> _DIRECTION_
Filter for the word "class" and keep each matching line.

---

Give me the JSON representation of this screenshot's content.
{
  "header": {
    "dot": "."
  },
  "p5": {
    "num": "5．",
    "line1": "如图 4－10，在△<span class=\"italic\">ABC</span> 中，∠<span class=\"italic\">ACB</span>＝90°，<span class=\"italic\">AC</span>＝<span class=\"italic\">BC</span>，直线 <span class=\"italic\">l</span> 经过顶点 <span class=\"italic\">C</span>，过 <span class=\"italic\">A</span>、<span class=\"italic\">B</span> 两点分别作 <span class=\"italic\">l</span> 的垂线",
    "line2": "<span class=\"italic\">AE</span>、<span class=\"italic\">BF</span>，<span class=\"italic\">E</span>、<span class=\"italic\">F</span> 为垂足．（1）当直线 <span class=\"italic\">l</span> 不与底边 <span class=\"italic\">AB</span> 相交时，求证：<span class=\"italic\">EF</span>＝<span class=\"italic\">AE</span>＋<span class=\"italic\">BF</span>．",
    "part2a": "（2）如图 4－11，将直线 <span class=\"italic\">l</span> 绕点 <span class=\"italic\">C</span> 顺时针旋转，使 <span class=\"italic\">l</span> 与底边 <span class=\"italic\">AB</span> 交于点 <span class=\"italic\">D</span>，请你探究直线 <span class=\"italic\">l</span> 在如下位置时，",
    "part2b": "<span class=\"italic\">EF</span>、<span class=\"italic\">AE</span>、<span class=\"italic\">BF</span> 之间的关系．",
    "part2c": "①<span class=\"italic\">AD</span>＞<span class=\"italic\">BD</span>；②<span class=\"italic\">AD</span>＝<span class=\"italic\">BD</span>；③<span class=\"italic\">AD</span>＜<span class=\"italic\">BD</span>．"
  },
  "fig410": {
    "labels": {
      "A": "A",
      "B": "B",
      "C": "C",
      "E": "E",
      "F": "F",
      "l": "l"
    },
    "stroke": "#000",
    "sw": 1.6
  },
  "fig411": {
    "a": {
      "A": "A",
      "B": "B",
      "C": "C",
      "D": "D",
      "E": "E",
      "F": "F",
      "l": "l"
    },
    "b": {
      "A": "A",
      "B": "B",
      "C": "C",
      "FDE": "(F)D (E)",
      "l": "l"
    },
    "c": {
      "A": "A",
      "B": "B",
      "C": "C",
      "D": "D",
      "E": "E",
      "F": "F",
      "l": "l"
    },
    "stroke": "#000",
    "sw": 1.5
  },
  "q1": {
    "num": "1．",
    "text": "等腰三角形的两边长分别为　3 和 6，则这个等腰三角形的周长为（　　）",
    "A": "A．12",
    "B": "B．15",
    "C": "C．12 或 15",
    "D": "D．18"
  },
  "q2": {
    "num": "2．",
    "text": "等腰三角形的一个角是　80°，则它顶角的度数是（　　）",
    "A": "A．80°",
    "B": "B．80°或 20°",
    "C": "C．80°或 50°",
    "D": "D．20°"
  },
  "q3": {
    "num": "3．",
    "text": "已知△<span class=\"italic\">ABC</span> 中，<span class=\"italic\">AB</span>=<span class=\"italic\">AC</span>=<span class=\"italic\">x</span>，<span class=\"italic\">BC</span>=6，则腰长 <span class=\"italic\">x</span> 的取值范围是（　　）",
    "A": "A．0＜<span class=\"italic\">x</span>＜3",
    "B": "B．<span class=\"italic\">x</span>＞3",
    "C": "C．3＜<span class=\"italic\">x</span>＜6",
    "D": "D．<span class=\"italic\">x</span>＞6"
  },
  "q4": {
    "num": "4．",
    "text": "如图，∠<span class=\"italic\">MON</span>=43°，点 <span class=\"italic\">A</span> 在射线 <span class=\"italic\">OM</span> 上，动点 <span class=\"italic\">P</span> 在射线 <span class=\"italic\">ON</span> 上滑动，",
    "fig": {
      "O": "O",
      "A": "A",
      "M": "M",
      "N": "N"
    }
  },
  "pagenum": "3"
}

---

> _TASK ANSWER_
    "line1": "如图 4－10，在△<span class=\"italic\">ABC</span> 中，∠<span class=\"italic\">ACB</span>＝90°，<span class=\"italic\">AC</span>＝<span class=\"italic\">BC</span>，直线 <span class=\"italic\">l</span> 经过顶点 <span class=\"italic\">C</span>，过 <span class=\"italic\">A</span>、<span class=\"italic\">B</span> 两点分别作 <span class=\"italic\">l</span> 的垂线",
    "line2": "<span class=\"italic\">AE</span>、<span class=\"italic\">BF</span>，<span class=\"italic\">E</span>、<span class=\"italic\">F</span> 为垂足．（1）当直线 <span class=\"italic\">l</span> 不与底边 <span class=\"italic\">AB</span> 相交时，求证：<span class=\"italic\">EF</span>＝<span class=\"italic\">AE</span>＋<span class=\"italic\">BF</span>．",
    "part2a": "（2）如图 4－11，将直线 <span class=\"italic\">l</span> 绕点 <span class=\"italic\">C</span> 顺时针旋转，使 <span class=\"italic\">l</span> 与底边 <span class=\"italic\">AB</span> 交于点 <span class=\"italic\">D</span>，请你探究直线 <span class=\"italic\">l</span> 在如下位置时，",
    "part2b": "<span class=\"italic\">EF</span>、<span class=\"italic\">AE</span>、<span class=\"italic\">BF</span> 之间的关系．",
    "part2c": "①<span class=\"italic\">AD</span>＞<span class=\"italic\">BD</span>；②<span class=\"italic\">AD</span>＝<span class=\"italic\">BD</span>；③<span class=\"italic\">AD</span>＜<span class=\"italic\">BD</span>．"
    "text": "已知△<span class=\"italic\">ABC</span> 中，<span class=\"italic\">AB</span>=<span class=\"italic\">AC</span>=<span class=\"italic\">x</span>，<span class=\"italic\">BC</span>=6，则腰长 <span class=\"italic\">x</span> 的取值范围是（　　）",
    "A": "A．0＜<span class=\"italic\">x</span>＜3",
    "B": "B．<span class=\"italic\">x</span>＞3",
    "C": "C．3＜<span class=\"italic\">x</span>＜6",
    "D": "D．<span class=\"italic\">x</span>＞6"
    "text": "如图，∠<span class=\"italic\">MON</span>=43°，点 <span class=\"italic\">A</span> 在射线 <span class=\"italic\">OM</span> 上，动点 <span class=\"italic\">P</span> 在射线 <span class=\"italic\">ON</span> 上滑动，",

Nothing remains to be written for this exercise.